TASK DESCRIPTION:
Repeat the entire listing exactly.

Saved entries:
===============

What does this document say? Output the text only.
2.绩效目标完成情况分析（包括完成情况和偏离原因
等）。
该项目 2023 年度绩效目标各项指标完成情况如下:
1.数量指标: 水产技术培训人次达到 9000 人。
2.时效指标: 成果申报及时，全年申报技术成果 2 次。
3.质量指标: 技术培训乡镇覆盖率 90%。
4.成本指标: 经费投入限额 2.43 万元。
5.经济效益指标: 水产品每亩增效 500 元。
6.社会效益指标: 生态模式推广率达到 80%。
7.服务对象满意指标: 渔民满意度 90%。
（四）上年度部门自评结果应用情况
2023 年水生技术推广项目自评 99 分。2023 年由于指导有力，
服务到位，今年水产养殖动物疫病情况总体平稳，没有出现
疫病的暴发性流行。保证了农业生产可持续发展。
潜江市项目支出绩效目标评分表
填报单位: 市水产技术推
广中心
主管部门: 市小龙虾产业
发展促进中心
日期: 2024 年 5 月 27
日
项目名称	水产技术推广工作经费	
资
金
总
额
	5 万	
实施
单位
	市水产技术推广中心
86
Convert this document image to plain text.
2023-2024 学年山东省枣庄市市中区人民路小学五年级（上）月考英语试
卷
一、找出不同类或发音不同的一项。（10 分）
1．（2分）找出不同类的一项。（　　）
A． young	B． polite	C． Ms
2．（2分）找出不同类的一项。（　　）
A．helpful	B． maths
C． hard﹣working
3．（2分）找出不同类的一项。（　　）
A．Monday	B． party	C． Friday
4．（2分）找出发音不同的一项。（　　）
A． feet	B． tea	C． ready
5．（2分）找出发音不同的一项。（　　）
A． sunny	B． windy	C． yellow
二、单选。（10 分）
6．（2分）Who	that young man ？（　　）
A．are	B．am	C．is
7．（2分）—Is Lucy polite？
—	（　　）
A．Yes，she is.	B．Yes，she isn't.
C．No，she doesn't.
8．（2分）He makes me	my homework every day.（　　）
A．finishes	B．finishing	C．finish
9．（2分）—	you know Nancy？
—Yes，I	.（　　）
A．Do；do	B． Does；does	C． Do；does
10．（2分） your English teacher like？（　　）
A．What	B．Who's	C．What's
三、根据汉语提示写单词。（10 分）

===============

TASK ANSWER:
What does this document say? Output the text only.
2.绩效目标完成情况分析（包括完成情况和偏离原因
等）。
该项目 2023 年度绩效目标各项指标完成情况如下:
1.数量指标: 水产技术培训人次达到 9000 人。
2.时效指标: 成果申报及时，全年申报技术成果 2 次。
3.质量指标: 技术培训乡镇覆盖率 90%。
4.成本指标: 经费投入限额 2.43 万元。
5.经济效益指标: 水产品每亩增效 500 元。
6.社会效益指标: 生态模式推广率达到 80%。
7.服务对象满意指标: 渔民满意度 90%。
（四）上年度部门自评结果应用情况
2023 年水生技术推广项目自评 99 分。2023 年由于指导有力，
服务到位，今年水产养殖动物疫病情况总体平稳，没有出现
疫病的暴发性流行。保证了农业生产可持续发展。
潜江市项目支出绩效目标评分表
填报单位: 市水产技术推
广中心
主管部门: 市小龙虾产业
发展促进中心
日期: 2024 年 5 月 27
日
项目名称	水产技术推广工作经费	
资
金
总
额
	5 万	
实施
单位
	市水产技术推广中心
86
Convert this document image to plain text.
2023-2024 学年山东省枣庄市市中区人民路小学五年级（上）月考英语试
卷
一、找出不同类或发音不同的一项。（10 分）
1．（2分）找出不同类的一项。（　　）
A． young	B． polite	C． Ms
2．（2分）找出不同类的一项。（　　）
A．helpful	B． maths
C． hard﹣working
3．（2分）找出不同类的一项。（　　）
A．Monday	B． party	C． Friday
4．（2分）找出发音不同的一项。（　　）
A． feet	B． tea	C． ready
5．（2分）找出发音不同的一项。（　　）
A． sunny	B． windy	C． yellow
二、单选。（10 分）
6．（2分）Who	that young man ？（　　）
A．are	B．am	C．is
7．（2分）—Is Lucy polite？
—	（　　）
A．Yes，she is.	B．Yes，she isn't.
C．No，she doesn't.
8．（2分）He makes me	my homework every day.（　　）
A．finishes	B．finishing	C．finish
9．（2分）—	you know Nancy？
—Yes，I	.（　　）
A．Do；do	B． Does；does	C． Do；does
10．（2分） your English teacher like？（　　）
A．What	B．Who's	C．What's
三、根据汉语提示写单词。（10 分）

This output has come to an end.